したがって、解砕後の銀粉を混合することにより、工業的規模の大量生産においても、解砕時の変動を抑制し、上記範囲の比表面積および吸収量と吸油プロファイルを有する銀粉を安定して製造することが可能である。
混合方法は、均一に混合されれば特に限定されるものではなく、通常の粉末の混合に用いられる装置を用いることができる。
以上のような銀粉の製造方法により得られた銀粉は、JIS−K6217−4法で測定したフタル酸ジブチルの吸収量が7.0〜9.5ml/100gであり、及び吸収量測定時の吸油プロファイルに2個のピーク又は半値幅が1.5ml/100g以下の1個のピークを有するものであり、適度な大きさの凝集体が混在するものである。このため、この銀粉を用いることで適度な粘度を有するペーストとなり、適切な混練を容易に行うことができる。ペースト中における銀粒子の分散が良好となり、粗大な凝集塊を起因とする粗大フレークの発生を抑制することができる。これにより、この銀粉を用いたペーストの印刷性に優れ、導電性に優れた導電膜を形成することができる。
以下に、本発明の具体的な実施例について説明する。ただし、本発明は、以下の実施例に何ら限定されるものではない。
(実施例1)
実施例1では、38℃の温浴中で液温36℃に保持した25%アンモニア水36L、塩化銀2130g(住友金属鉱山(株)製、塩化銀中の銀1440g)を撹拌しながら投入して、銀錯体溶液を作製した。消泡剤((株)アデカ製、アデカノールLG−126)を体積比で100倍に希釈し、この消泡剤希釈液18.7mLを銀錯体溶液に添加し、得られた銀錯体溶液を温浴中で36℃に保持した。
一方、還元剤のアスコルビン酸921g(関東化学(株)製、試薬、銀粒子に対して56.9質量%)を、36℃の純水14.61Lに溶解して還元剤溶液とした。次に、水溶性高分子のポリビニルアルコール40.0g((株)クラレ製、PVA205、銀に対して2.5質量%)を分取し、36℃の純水1Lに溶解した溶液と表面処理剤として市販のカチオン系界面活性剤であるポリオキシエチレン付加4級アンモニウム塩1.15g(クローダジャパン(株)製、シラソル、銀粒子に対して0.072質量%)を還元剤溶液に混合した。

* _行の一覧_:
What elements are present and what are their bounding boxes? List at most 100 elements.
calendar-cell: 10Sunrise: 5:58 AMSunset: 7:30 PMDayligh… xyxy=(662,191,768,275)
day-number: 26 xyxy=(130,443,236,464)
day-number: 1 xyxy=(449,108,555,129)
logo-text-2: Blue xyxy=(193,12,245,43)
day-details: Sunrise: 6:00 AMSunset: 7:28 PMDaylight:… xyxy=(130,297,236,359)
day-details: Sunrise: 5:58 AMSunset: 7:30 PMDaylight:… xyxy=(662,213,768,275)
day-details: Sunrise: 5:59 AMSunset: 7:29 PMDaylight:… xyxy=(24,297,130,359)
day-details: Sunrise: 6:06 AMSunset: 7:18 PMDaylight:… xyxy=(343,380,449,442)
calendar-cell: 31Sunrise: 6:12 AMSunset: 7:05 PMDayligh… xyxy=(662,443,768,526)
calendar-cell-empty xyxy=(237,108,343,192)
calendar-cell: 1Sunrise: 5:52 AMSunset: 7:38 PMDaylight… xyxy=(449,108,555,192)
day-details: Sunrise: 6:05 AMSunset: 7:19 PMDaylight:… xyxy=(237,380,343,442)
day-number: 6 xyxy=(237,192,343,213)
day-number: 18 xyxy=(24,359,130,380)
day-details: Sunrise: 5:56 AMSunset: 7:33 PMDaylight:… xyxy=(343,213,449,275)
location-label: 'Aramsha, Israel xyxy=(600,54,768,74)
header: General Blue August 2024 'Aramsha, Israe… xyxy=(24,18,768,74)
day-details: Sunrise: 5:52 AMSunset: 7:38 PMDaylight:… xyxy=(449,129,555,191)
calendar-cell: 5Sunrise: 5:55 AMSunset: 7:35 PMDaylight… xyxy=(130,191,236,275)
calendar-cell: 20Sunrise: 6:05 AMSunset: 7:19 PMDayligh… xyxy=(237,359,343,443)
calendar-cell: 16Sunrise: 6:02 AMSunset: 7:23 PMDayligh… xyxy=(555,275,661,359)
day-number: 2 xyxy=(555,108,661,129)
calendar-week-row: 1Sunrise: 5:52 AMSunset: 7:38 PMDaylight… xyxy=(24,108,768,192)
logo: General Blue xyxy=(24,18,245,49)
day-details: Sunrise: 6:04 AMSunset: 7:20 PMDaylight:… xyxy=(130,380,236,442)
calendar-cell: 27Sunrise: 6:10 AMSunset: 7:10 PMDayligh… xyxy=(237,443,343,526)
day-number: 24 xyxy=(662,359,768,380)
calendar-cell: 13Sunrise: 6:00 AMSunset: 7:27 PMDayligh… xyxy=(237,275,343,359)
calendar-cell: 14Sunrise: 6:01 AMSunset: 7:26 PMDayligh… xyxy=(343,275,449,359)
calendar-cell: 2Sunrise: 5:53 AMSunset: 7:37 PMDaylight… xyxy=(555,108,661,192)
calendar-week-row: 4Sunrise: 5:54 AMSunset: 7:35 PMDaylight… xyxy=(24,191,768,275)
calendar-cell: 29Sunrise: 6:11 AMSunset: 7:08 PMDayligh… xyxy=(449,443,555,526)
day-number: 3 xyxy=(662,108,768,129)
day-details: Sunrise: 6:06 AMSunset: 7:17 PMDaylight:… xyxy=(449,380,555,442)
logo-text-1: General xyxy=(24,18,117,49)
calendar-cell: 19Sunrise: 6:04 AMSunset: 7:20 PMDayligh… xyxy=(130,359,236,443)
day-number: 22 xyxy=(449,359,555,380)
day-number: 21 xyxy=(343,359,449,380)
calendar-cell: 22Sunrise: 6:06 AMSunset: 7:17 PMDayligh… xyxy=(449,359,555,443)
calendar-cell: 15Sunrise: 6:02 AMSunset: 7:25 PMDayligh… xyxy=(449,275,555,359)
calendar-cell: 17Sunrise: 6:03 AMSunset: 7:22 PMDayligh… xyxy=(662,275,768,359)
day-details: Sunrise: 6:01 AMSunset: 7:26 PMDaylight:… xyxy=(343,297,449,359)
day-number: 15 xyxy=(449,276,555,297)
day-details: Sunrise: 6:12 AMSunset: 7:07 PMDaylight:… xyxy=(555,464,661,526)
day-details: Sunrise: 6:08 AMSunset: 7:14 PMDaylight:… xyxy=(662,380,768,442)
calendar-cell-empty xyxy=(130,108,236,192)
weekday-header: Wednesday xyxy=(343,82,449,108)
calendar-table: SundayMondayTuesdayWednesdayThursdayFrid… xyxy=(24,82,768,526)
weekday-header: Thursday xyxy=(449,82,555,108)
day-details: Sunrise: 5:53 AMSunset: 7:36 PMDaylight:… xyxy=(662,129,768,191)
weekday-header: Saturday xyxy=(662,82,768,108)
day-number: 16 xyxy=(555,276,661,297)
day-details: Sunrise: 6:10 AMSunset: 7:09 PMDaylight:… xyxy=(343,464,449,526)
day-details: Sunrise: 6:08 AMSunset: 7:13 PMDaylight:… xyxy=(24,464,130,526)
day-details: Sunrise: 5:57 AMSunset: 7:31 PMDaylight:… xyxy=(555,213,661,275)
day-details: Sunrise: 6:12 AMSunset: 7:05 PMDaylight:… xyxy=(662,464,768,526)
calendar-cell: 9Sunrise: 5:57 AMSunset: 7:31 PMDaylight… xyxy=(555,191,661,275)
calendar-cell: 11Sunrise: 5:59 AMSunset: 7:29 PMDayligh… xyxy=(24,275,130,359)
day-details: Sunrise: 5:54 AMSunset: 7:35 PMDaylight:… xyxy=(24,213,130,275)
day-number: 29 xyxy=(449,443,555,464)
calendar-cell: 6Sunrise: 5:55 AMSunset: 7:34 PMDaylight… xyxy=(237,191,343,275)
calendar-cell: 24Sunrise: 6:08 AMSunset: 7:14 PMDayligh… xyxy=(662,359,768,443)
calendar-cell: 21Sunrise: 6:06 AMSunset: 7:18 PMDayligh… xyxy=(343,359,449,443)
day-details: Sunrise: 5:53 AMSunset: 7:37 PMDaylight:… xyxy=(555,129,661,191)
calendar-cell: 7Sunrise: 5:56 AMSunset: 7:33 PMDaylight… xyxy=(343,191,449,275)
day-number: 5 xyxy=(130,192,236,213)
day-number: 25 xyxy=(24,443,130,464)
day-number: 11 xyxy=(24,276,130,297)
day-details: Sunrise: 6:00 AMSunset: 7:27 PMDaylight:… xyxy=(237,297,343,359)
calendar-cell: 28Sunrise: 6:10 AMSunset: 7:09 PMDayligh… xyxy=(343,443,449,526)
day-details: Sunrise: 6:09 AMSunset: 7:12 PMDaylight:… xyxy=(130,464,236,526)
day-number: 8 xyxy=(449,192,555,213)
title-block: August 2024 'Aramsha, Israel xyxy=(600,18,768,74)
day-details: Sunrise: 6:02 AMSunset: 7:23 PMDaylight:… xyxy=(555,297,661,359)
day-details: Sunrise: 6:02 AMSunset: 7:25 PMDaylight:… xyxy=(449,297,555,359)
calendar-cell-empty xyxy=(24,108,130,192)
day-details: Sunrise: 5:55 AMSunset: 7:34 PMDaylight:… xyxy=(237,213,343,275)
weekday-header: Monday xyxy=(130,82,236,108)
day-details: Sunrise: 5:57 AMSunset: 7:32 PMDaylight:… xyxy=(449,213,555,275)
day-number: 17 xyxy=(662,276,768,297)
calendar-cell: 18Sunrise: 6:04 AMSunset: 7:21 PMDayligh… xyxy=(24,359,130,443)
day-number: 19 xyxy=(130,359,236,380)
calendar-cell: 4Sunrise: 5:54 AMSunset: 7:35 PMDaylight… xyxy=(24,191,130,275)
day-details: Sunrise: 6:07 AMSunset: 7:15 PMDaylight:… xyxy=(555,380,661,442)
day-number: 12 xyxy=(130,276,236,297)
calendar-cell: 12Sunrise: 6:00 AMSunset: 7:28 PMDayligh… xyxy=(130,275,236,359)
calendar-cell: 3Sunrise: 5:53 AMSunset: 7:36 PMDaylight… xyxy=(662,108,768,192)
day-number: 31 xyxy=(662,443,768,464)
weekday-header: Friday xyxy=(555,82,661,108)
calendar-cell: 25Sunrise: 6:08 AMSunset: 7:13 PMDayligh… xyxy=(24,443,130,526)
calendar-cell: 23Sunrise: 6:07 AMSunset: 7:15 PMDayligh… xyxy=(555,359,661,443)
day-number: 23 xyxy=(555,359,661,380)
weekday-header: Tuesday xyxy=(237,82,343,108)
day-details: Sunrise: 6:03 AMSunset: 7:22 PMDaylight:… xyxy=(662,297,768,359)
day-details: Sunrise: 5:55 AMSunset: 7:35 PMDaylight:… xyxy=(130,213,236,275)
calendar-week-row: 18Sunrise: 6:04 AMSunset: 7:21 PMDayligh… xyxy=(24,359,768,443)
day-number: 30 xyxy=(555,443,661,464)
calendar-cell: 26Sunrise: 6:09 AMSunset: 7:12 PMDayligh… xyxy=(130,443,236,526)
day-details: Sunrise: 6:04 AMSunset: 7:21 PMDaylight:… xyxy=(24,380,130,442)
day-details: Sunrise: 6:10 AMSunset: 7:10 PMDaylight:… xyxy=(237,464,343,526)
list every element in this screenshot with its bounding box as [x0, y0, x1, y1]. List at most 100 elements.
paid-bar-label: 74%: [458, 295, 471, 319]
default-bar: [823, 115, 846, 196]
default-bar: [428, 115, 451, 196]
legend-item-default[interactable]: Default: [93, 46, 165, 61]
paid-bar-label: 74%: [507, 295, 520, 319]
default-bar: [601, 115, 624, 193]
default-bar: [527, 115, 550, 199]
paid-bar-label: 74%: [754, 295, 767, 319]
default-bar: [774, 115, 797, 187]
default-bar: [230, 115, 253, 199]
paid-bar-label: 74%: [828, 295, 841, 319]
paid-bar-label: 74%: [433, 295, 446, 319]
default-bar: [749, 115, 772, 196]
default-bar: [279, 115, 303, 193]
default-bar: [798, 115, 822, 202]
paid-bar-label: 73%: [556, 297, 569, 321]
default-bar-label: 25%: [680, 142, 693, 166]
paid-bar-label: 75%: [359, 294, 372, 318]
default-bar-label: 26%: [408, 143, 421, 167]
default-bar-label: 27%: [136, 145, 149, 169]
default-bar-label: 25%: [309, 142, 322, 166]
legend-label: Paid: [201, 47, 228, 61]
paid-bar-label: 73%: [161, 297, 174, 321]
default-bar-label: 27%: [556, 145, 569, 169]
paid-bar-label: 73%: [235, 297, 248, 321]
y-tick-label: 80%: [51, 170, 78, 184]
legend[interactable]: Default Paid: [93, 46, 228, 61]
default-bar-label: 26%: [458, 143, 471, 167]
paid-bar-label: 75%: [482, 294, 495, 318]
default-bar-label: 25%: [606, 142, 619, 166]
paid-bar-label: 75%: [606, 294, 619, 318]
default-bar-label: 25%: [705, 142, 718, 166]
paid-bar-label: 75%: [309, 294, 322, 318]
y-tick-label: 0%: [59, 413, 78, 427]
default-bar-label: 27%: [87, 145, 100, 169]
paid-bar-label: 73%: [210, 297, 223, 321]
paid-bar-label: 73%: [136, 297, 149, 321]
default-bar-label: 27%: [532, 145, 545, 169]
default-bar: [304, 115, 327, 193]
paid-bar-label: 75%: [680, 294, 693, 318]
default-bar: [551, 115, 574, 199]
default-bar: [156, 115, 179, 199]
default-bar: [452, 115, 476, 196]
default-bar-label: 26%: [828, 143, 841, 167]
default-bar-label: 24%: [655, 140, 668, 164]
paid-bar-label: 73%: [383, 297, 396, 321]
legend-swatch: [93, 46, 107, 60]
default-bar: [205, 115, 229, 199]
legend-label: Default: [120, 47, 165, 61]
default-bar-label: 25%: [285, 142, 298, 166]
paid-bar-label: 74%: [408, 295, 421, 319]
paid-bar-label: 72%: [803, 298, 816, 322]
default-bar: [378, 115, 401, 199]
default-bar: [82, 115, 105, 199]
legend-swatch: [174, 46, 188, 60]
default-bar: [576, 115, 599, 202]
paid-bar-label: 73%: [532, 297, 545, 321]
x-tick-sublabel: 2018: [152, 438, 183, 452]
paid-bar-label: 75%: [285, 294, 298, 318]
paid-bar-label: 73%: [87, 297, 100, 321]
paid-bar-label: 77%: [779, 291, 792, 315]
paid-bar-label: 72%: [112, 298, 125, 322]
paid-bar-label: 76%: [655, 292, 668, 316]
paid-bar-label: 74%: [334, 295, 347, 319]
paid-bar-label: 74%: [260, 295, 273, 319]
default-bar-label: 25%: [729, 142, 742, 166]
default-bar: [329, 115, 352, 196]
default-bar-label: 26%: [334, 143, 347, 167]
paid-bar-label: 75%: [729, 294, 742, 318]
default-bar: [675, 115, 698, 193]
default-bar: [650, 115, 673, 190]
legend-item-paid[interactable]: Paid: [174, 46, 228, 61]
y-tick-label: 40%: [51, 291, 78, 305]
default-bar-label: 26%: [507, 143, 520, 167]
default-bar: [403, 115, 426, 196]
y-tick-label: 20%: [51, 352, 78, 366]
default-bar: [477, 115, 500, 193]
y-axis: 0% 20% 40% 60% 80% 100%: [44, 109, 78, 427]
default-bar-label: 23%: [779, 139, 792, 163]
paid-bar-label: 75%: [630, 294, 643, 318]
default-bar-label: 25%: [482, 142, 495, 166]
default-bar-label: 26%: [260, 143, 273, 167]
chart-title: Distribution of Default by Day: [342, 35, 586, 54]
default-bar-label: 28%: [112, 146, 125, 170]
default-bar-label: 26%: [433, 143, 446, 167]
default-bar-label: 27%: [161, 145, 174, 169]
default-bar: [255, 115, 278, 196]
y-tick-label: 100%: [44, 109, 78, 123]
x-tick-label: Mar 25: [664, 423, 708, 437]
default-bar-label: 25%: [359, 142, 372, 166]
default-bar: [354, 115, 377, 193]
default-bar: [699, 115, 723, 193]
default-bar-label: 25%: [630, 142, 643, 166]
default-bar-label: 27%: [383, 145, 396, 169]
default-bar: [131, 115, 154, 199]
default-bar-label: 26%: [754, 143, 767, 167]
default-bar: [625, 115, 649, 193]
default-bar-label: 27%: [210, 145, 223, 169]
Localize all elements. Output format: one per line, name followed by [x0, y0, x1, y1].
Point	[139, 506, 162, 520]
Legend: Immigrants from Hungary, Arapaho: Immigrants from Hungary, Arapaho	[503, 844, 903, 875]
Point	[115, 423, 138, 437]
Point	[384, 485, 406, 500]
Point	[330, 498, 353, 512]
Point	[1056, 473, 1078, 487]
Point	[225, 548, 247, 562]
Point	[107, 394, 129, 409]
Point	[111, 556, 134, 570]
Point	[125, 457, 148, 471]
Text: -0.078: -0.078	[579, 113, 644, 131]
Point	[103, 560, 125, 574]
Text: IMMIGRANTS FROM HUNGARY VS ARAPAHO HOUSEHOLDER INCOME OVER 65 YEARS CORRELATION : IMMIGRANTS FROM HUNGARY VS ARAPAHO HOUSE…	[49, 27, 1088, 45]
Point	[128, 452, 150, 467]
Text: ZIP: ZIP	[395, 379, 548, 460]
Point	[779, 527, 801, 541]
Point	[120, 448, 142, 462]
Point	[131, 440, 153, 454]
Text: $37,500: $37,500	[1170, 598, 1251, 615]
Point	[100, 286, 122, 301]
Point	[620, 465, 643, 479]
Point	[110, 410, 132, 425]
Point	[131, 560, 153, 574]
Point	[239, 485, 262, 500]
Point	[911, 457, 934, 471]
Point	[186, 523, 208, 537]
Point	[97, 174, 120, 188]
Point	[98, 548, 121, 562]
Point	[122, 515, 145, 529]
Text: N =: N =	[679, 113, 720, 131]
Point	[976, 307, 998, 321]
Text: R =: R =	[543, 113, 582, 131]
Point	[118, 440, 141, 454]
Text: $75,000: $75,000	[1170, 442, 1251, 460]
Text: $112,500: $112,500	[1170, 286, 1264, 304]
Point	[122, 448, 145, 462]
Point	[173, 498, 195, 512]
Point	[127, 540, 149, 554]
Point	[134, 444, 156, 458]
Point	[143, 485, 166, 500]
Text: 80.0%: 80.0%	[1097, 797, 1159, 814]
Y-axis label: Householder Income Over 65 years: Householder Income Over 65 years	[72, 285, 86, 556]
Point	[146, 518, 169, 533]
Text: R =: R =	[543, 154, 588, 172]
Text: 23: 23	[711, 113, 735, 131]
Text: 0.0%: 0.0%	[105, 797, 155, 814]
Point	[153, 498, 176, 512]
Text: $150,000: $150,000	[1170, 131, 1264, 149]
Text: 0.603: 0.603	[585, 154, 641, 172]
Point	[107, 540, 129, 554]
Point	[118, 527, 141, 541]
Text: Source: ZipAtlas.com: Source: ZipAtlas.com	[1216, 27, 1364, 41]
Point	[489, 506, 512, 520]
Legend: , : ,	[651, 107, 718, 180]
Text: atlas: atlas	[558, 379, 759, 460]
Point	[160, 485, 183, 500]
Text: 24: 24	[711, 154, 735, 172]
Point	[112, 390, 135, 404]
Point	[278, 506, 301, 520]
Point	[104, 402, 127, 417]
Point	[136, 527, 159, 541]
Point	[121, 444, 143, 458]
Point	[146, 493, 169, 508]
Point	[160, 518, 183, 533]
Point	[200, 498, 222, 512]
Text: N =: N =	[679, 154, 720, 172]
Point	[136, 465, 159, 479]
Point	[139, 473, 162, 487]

* _取り組む課題_:
A: 銀粉の製造に関する抜粋について、次の問いに答えよ。
(i) 得られた銀粉のフタル酸ジブチルの吸収量は何ml/100gの範囲か。
(ii) 実施例1で投入した塩化銀は何gか。
(iii) アスコルビン酸を溶解した純水は何Lか。
B: 銀粉の製造に関する抜粋のうち、「混合方法は、均一に混合されれ」を含む語句で始まり「銀粒子に対して0.072質量%)を還元剤溶液に混合した。」で終わる部分を、一字も変えずに書き写せ。
行はこの本文とは別の出典から取ったものである。

* _各課題の解答_:
A:
(i) 7.0〜9.5ml/100g
(ii) 2130g
(iii) 14.61L

B:
混合方法は、均一に混合されれば特に限定されるものではなく、通常の粉末の混合に用いられる装置を用いることができる。
以上のような銀粉の製造方法により得られた銀粉は、JIS−K6217−4法で測定したフタル酸ジブチルの吸収量が7.0〜9.5ml/100gであり、及び吸収量測定時の吸油プロファイルに2個のピーク又は半値幅が1.5ml/100g以下の1個のピークを有するものであり、適度な大きさの凝集体が混在するものである。このため、この銀粉を用いることで適度な粘度を有するペーストとなり、適切な混練を容易に行うことができる。ペースト中における銀粒子の分散が良好となり、粗大な凝集塊を起因とする粗大フレークの発生を抑制することができる。これにより、この銀粉を用いたペーストの印刷性に優れ、導電性に優れた導電膜を形成することができる。
以下に、本発明の具体的な実施例について説明する。ただし、本発明は、以下の実施例に何ら限定されるものではない。
(実施例1)
実施例1では、38℃の温浴中で液温36℃に保持した25%アンモニア水36L、塩化銀2130g(住友金属鉱山(株)製、塩化銀中の銀1440g)を撹拌しながら投入して、銀錯体溶液を作製した。消泡剤((株)アデカ製、アデカノールLG−126)を体積比で100倍に希釈し、この消泡剤希釈液18.7mLを銀錯体溶液に添加し、得られた銀錯体溶液を温浴中で36℃に保持した。
一方、還元剤のアスコルビン酸921g(関東化学(株)製、試薬、銀粒子に対して56.9質量%)を、36℃の純水14.61Lに溶解して還元剤溶液とした。次に、水溶性高分子のポリビニルアルコール40.0g((株)クラレ製、PVA205、銀に対して2.5質量%)を分取し、36℃の純水1Lに溶解した溶液と表面処理剤として市販のカチオン系界面活性剤であるポリオキシエチレン付加4級アンモニウム塩1.15g(クローダジャパン(株)製、シラソル、銀粒子に対して0.072質量%)を還元剤溶液に混合した。